--- Short task ---
Copy every line of the records below that holds the word "hexane".

--- Provided entries ---
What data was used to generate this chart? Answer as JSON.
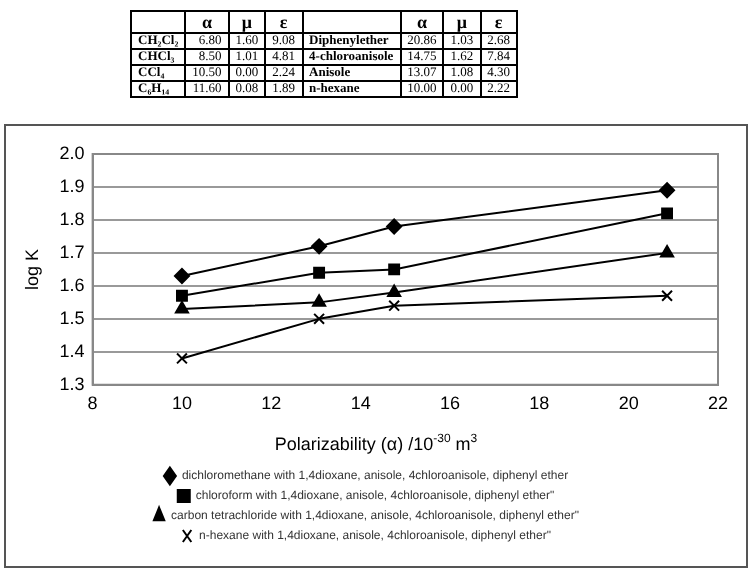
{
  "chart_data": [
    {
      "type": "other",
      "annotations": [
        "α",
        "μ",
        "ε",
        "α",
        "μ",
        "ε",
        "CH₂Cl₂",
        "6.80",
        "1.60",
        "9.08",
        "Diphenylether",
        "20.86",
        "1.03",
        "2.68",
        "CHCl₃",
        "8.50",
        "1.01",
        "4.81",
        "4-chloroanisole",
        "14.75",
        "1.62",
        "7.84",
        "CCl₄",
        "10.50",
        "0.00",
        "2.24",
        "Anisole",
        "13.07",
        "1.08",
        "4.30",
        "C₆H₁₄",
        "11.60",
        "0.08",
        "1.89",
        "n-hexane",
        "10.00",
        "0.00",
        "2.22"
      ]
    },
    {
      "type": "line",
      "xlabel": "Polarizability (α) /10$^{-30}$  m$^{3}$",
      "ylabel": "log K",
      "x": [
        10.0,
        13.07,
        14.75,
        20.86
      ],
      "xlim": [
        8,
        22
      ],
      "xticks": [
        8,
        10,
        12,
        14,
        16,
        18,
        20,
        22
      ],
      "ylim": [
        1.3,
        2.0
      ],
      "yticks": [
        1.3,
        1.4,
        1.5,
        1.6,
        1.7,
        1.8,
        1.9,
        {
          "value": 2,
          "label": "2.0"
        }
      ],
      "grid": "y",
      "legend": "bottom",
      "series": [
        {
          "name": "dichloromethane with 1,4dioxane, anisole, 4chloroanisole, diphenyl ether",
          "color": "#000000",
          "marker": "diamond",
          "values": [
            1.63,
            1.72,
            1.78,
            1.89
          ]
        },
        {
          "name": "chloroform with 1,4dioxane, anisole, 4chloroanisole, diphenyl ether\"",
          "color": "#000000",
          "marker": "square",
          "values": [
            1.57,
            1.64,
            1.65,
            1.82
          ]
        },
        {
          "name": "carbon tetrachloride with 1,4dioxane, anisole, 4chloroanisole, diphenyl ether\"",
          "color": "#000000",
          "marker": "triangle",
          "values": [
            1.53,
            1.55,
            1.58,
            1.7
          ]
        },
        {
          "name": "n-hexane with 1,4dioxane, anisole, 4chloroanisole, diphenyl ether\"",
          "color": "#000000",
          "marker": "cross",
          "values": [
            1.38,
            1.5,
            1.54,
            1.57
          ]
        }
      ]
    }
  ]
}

--- Answer to this task ---
        "n-hexane",
          "name": "n-hexane with 1,4dioxane, anisole, 4chloroanisole, diphenyl ether\"",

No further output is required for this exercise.